(OBJECTIVE): Look through the records below and collect all lines that hold the string "Opmerkingen".

***** INPUT FOR THIS TASK *****

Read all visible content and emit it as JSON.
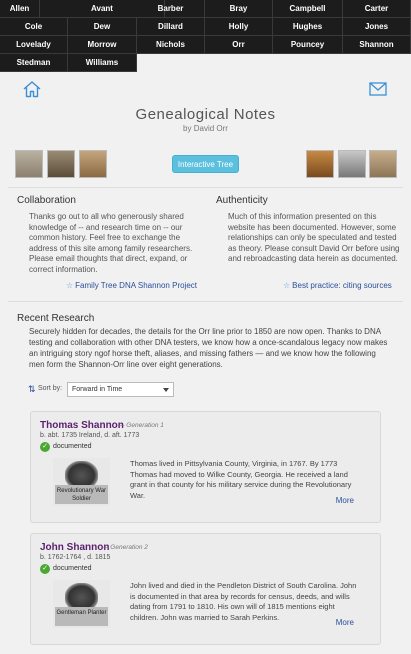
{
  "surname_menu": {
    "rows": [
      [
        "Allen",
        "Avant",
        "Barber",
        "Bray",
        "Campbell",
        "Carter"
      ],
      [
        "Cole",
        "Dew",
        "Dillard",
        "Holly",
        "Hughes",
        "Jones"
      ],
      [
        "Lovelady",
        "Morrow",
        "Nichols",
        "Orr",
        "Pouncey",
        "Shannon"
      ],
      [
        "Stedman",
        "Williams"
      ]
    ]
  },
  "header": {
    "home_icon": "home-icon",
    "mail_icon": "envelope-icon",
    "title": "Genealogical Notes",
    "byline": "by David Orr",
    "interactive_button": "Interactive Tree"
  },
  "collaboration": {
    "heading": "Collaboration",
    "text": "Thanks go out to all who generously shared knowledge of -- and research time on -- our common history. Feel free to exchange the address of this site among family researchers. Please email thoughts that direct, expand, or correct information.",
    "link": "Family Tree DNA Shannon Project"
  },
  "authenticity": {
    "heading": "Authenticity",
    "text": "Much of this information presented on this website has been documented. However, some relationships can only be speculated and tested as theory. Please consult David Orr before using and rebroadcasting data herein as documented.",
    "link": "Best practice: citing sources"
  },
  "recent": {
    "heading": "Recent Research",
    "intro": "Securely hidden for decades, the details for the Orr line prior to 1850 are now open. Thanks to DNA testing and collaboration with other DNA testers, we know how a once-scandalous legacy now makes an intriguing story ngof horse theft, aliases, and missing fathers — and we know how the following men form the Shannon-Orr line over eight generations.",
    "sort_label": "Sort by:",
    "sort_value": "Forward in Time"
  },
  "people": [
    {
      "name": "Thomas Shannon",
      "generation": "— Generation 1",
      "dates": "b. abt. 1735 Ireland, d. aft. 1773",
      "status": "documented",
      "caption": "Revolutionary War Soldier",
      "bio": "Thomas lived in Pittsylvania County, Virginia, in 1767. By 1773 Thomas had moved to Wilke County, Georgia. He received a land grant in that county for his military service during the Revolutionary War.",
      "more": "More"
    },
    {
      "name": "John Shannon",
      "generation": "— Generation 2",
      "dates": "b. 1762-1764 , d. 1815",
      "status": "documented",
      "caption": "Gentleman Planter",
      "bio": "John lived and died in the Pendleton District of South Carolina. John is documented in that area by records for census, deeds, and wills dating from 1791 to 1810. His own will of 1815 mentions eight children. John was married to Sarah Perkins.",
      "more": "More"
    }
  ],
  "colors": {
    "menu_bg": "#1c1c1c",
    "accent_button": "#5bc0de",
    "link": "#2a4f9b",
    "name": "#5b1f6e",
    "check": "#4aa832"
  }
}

*****
***** INPUT FOR THIS TASK *****

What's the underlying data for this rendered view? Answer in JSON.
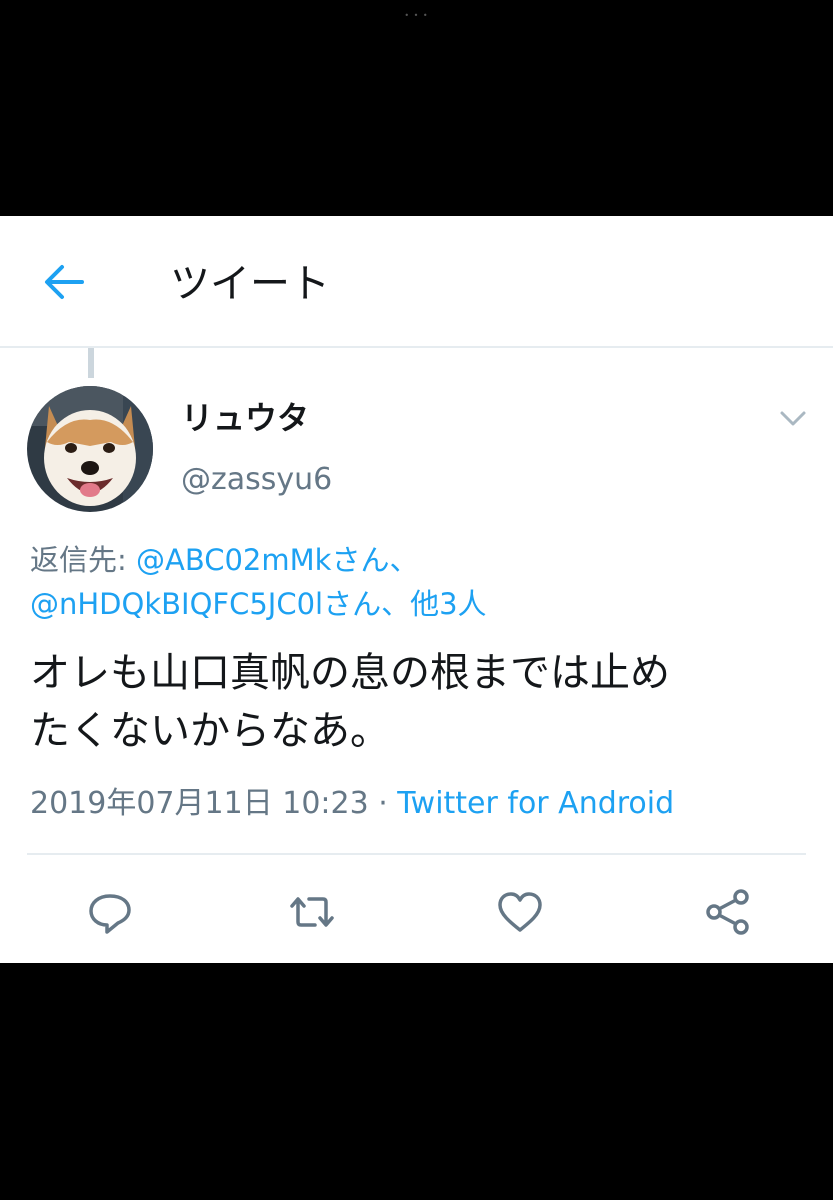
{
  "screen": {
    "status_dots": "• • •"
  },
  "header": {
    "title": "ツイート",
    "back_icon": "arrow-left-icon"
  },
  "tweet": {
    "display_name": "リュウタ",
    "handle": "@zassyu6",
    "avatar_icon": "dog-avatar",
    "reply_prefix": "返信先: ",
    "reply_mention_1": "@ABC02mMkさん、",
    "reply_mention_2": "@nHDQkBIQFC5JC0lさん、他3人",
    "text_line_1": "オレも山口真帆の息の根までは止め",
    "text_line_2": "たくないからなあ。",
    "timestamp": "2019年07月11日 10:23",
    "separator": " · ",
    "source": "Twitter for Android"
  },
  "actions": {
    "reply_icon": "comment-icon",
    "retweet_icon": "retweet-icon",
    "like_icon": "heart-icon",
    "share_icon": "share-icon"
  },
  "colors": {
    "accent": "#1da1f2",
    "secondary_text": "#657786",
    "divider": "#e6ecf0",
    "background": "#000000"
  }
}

*****
***** INPUT FOR THIS TASK *****

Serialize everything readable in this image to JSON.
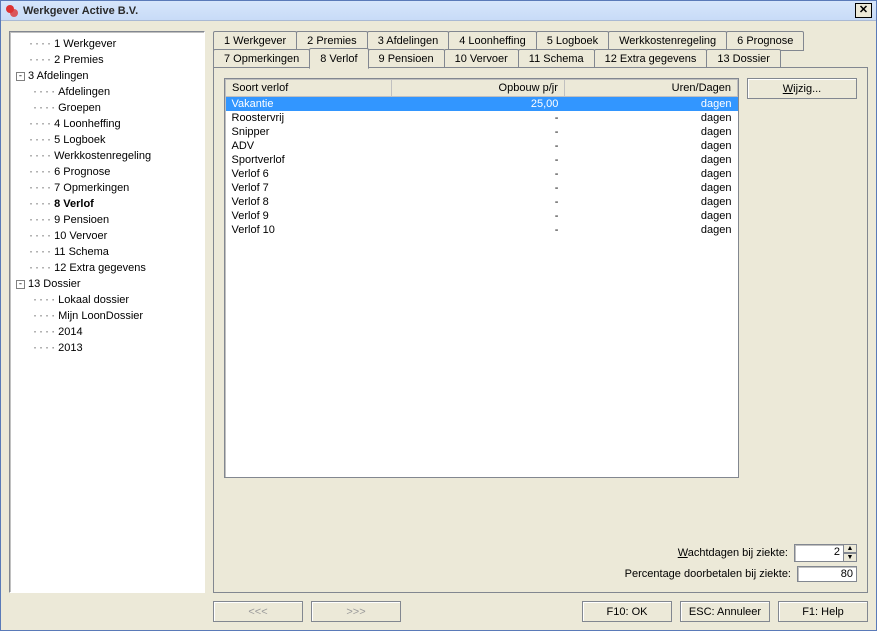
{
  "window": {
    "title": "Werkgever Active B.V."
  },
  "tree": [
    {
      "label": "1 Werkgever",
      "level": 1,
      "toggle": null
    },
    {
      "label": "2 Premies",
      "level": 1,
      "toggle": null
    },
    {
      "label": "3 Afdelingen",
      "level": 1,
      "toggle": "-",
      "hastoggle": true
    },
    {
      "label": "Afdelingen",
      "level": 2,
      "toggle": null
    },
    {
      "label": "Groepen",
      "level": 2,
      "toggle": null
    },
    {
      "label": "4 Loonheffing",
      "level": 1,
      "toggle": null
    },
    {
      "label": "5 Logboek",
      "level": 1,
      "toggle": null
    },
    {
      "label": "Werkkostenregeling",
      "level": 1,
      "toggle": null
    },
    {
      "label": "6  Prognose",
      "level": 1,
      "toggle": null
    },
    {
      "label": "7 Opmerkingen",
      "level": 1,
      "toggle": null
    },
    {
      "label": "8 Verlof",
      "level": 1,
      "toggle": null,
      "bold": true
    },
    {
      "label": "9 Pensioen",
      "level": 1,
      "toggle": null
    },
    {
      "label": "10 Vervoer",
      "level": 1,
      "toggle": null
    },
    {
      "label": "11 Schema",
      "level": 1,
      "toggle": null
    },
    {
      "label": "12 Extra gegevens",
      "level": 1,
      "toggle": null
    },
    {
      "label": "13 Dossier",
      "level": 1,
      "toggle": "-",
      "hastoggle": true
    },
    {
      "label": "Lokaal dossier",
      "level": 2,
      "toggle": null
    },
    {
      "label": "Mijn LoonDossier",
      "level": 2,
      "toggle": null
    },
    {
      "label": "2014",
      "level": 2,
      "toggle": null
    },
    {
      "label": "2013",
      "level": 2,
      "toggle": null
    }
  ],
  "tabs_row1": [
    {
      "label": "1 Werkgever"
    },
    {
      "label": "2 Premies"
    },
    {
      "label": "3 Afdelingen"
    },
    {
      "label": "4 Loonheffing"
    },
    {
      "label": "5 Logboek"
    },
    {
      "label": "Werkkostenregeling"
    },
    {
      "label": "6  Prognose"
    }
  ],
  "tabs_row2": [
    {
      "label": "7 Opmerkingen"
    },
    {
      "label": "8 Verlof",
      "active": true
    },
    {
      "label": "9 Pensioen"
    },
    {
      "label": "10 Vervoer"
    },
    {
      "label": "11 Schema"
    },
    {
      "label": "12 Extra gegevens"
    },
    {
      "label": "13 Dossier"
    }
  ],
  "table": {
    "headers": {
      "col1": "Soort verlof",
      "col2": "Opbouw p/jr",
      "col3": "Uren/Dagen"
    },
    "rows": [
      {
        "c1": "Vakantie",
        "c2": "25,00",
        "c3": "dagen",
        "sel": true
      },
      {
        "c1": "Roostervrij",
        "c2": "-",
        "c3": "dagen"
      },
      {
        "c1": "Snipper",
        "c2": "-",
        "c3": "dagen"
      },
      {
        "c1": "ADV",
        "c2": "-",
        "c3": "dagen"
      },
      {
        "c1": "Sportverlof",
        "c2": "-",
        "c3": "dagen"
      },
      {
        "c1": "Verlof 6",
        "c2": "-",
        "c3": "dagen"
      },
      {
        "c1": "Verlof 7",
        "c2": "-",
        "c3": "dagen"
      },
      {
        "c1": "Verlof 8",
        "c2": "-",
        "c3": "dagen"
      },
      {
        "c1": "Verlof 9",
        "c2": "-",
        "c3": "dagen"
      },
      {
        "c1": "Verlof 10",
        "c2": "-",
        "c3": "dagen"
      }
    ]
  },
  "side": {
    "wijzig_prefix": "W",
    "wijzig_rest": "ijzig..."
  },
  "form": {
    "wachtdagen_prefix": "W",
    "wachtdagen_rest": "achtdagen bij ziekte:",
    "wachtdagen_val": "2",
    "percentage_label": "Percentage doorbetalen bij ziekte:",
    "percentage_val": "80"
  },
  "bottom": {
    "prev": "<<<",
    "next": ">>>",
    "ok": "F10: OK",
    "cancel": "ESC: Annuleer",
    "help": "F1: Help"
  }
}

*****

(CORRECT RESPONSE):
      "label": "7 Opmerkingen",
      "label": "7 Opmerkingen"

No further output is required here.